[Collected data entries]
— START —
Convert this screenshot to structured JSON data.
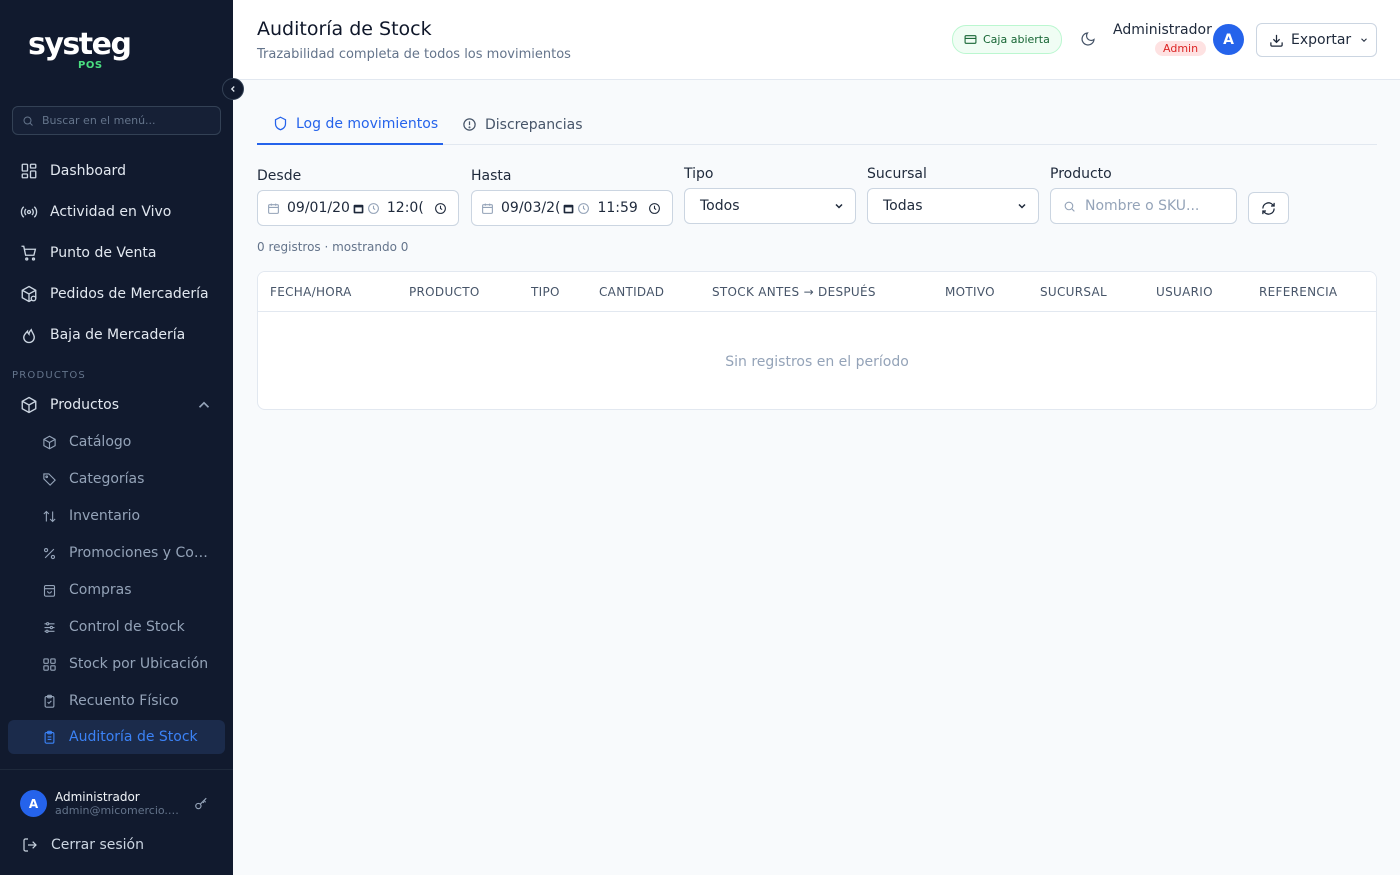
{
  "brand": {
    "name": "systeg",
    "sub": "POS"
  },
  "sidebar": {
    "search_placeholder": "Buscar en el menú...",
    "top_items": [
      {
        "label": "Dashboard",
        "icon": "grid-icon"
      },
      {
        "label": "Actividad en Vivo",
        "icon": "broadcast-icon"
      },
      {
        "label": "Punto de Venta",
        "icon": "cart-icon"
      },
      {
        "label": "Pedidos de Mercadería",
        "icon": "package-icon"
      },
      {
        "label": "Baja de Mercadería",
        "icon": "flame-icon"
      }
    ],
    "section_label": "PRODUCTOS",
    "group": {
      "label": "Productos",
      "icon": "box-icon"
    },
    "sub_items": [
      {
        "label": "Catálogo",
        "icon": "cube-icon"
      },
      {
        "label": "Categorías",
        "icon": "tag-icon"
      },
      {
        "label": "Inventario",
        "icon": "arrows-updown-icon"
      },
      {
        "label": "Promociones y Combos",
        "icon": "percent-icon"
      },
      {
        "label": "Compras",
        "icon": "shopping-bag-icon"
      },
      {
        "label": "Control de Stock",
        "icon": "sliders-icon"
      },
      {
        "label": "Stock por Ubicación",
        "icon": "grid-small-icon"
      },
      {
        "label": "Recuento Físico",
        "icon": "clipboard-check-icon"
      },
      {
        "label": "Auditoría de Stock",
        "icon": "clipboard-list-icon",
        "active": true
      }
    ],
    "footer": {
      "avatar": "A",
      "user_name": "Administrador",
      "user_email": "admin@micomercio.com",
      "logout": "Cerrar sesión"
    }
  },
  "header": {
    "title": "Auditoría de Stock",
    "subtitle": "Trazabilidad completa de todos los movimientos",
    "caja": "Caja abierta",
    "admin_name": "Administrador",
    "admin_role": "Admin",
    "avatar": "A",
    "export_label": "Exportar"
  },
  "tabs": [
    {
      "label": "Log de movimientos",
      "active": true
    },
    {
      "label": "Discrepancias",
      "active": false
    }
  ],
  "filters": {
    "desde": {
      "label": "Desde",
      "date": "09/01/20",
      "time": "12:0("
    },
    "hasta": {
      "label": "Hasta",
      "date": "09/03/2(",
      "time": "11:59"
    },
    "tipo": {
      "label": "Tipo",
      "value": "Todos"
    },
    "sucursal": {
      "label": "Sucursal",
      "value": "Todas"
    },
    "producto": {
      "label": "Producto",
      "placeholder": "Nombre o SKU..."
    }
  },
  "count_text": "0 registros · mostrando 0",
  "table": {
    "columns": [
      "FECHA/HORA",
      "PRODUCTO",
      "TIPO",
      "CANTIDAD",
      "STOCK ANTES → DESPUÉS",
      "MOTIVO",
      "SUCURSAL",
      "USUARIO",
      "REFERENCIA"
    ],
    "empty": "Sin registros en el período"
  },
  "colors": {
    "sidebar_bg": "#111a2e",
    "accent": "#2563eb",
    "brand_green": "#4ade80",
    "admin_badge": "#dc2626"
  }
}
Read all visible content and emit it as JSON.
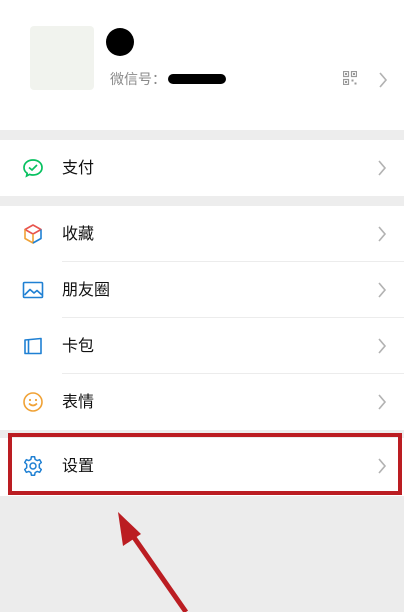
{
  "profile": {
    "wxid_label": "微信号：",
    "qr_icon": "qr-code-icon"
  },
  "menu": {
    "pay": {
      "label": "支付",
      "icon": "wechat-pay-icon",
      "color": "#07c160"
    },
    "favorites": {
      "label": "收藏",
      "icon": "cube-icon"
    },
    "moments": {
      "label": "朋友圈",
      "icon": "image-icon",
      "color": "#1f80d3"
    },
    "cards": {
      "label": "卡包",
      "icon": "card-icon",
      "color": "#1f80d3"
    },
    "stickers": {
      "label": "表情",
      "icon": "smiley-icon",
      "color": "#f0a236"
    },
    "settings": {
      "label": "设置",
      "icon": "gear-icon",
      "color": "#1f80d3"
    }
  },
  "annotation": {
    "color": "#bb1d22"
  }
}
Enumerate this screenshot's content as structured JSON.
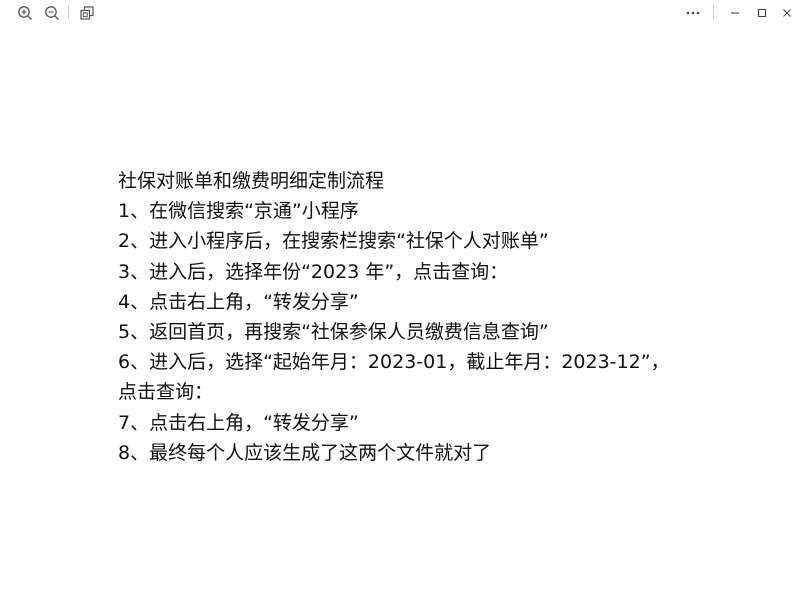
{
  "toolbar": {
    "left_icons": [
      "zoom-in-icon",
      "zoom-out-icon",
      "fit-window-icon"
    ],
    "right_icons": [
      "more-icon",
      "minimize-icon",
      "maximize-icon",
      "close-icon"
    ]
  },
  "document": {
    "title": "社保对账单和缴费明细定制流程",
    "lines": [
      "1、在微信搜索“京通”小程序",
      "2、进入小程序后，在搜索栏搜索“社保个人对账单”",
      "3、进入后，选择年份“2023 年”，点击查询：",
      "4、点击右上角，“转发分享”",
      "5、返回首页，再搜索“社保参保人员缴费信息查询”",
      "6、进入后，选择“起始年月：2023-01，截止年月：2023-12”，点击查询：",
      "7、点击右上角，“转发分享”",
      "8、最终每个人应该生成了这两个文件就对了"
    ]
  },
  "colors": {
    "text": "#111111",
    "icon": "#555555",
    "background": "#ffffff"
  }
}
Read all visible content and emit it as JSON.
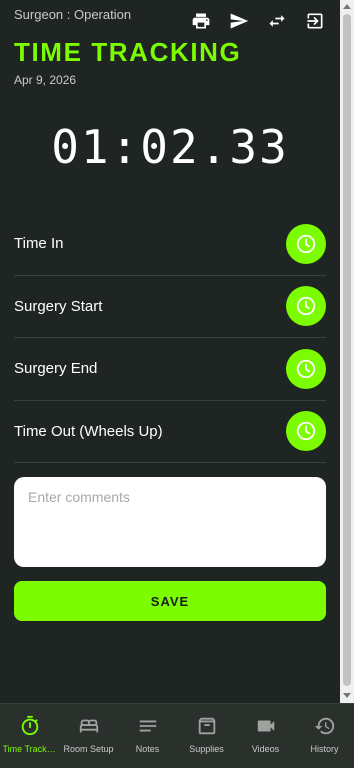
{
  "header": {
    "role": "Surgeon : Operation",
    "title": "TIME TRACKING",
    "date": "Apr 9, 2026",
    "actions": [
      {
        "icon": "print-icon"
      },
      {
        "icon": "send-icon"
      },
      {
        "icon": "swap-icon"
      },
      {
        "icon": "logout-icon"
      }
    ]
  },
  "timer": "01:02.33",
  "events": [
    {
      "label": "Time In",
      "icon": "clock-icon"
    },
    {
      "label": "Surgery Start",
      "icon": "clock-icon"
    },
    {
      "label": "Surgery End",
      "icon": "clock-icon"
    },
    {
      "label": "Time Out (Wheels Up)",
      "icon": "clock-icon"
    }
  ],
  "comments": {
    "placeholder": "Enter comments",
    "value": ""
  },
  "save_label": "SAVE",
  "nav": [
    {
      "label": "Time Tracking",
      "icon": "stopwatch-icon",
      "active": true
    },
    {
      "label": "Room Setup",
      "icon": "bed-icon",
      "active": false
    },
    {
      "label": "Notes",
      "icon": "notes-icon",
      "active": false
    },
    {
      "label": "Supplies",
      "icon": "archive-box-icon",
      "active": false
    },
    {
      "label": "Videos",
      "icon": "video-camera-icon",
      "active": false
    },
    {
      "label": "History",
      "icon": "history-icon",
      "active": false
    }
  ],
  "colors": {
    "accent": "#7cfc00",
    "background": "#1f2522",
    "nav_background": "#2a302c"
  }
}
— END —
*GIVEN REQUEST*
Repeat each entry exactly as it appears; skip any picture.

*WRITTEN SOLUTION*
Convert this screenshot to structured JSON data.
{
  "brand": {
    "name": "systeg",
    "sub": "POS"
  },
  "sidebar": {
    "search_placeholder": "Buscar en el menú...",
    "top_items": [
      {
        "label": "Dashboard",
        "icon": "grid-icon"
      },
      {
        "label": "Actividad en Vivo",
        "icon": "broadcast-icon"
      },
      {
        "label": "Punto de Venta",
        "icon": "cart-icon"
      },
      {
        "label": "Pedidos de Mercadería",
        "icon": "package-icon"
      },
      {
        "label": "Baja de Mercadería",
        "icon": "flame-icon"
      }
    ],
    "section_label": "PRODUCTOS",
    "group": {
      "label": "Productos",
      "icon": "box-icon"
    },
    "sub_items": [
      {
        "label": "Catálogo",
        "icon": "cube-icon"
      },
      {
        "label": "Categorías",
        "icon": "tag-icon"
      },
      {
        "label": "Inventario",
        "icon": "arrows-updown-icon"
      },
      {
        "label": "Promociones y Combos",
        "icon": "percent-icon"
      },
      {
        "label": "Compras",
        "icon": "shopping-bag-icon"
      },
      {
        "label": "Control de Stock",
        "icon": "sliders-icon"
      },
      {
        "label": "Stock por Ubicación",
        "icon": "grid-small-icon"
      },
      {
        "label": "Recuento Físico",
        "icon": "clipboard-check-icon"
      },
      {
        "label": "Auditoría de Stock",
        "icon": "clipboard-list-icon",
        "active": true
      }
    ],
    "footer": {
      "avatar": "A",
      "user_name": "Administrador",
      "user_email": "admin@micomercio.com",
      "logout": "Cerrar sesión"
    }
  },
  "header": {
    "title": "Auditoría de Stock",
    "subtitle": "Trazabilidad completa de todos los movimientos",
    "caja": "Caja abierta",
    "admin_name": "Administrador",
    "admin_role": "Admin",
    "avatar": "A",
    "export_label": "Exportar"
  },
  "tabs": [
    {
      "label": "Log de movimientos",
      "active": true
    },
    {
      "label": "Discrepancias",
      "active": false
    }
  ],
  "filters": {
    "desde": {
      "label": "Desde",
      "date": "09/01/20",
      "time": "12:0("
    },
    "hasta": {
      "label": "Hasta",
      "date": "09/03/2(",
      "time": "11:59"
    },
    "tipo": {
      "label": "Tipo",
      "value": "Todos"
    },
    "sucursal": {
      "label": "Sucursal",
      "value": "Todas"
    },
    "producto": {
      "label": "Producto",
      "placeholder": "Nombre o SKU..."
    }
  },
  "count_text": "0 registros · mostrando 0",
  "table": {
    "columns": [
      "FECHA/HORA",
      "PRODUCTO",
      "TIPO",
      "CANTIDAD",
      "STOCK ANTES → DESPUÉS",
      "MOTIVO",
      "SUCURSAL",
      "USUARIO",
      "REFERENCIA"
    ],
    "empty": "Sin registros en el período"
  },
  "colors": {
    "sidebar_bg": "#111a2e",
    "accent": "#2563eb",
    "brand_green": "#4ade80",
    "admin_badge": "#dc2626"
  }
}
Read all visible content and emit it as JSON.
{
  "profile": {
    "wxid_label": "微信号：",
    "qr_icon": "qr-code-icon"
  },
  "menu": {
    "pay": {
      "label": "支付",
      "icon": "wechat-pay-icon",
      "color": "#07c160"
    },
    "favorites": {
      "label": "收藏",
      "icon": "cube-icon"
    },
    "moments": {
      "label": "朋友圈",
      "icon": "image-icon",
      "color": "#1f80d3"
    },
    "cards": {
      "label": "卡包",
      "icon": "card-icon",
      "color": "#1f80d3"
    },
    "stickers": {
      "label": "表情",
      "icon": "smiley-icon",
      "color": "#f0a236"
    },
    "settings": {
      "label": "设置",
      "icon": "gear-icon",
      "color": "#1f80d3"
    }
  },
  "annotation": {
    "color": "#bb1d22"
  }
}
Enumerate this screenshot's content as structured JSON.
{
  "toolbar": {
    "left_icons": [
      "zoom-in-icon",
      "zoom-out-icon",
      "fit-window-icon"
    ],
    "right_icons": [
      "more-icon",
      "minimize-icon",
      "maximize-icon",
      "close-icon"
    ]
  },
  "document": {
    "title": "社保对账单和缴费明细定制流程",
    "lines": [
      "1、在微信搜索“京通”小程序",
      "2、进入小程序后，在搜索栏搜索“社保个人对账单”",
      "3、进入后，选择年份“2023 年”，点击查询：",
      "4、点击右上角，“转发分享”",
      "5、返回首页，再搜索“社保参保人员缴费信息查询”",
      "6、进入后，选择“起始年月：2023-01，截止年月：2023-12”，点击查询：",
      "7、点击右上角，“转发分享”",
      "8、最终每个人应该生成了这两个文件就对了"
    ]
  },
  "colors": {
    "text": "#111111",
    "icon": "#555555",
    "background": "#ffffff"
  }
}
Read all visible content and emit it as JSON.
{
  "header": {
    "role": "Surgeon : Operation",
    "title": "TIME TRACKING",
    "date": "Apr 9, 2026",
    "actions": [
      {
        "icon": "print-icon"
      },
      {
        "icon": "send-icon"
      },
      {
        "icon": "swap-icon"
      },
      {
        "icon": "logout-icon"
      }
    ]
  },
  "timer": "01:02.33",
  "events": [
    {
      "label": "Time In",
      "icon": "clock-icon"
    },
    {
      "label": "Surgery Start",
      "icon": "clock-icon"
    },
    {
      "label": "Surgery End",
      "icon": "clock-icon"
    },
    {
      "label": "Time Out (Wheels Up)",
      "icon": "clock-icon"
    }
  ],
  "comments": {
    "placeholder": "Enter comments",
    "value": ""
  },
  "save_label": "SAVE",
  "nav": [
    {
      "label": "Time Tracking",
      "icon": "stopwatch-icon",
      "active": true
    },
    {
      "label": "Room Setup",
      "icon": "bed-icon",
      "active": false
    },
    {
      "label": "Notes",
      "icon": "notes-icon",
      "active": false
    },
    {
      "label": "Supplies",
      "icon": "archive-box-icon",
      "active": false
    },
    {
      "label": "Videos",
      "icon": "video-camera-icon",
      "active": false
    },
    {
      "label": "History",
      "icon": "history-icon",
      "active": false
    }
  ],
  "colors": {
    "accent": "#7cfc00",
    "background": "#1f2522",
    "nav_background": "#2a302c"
  }
}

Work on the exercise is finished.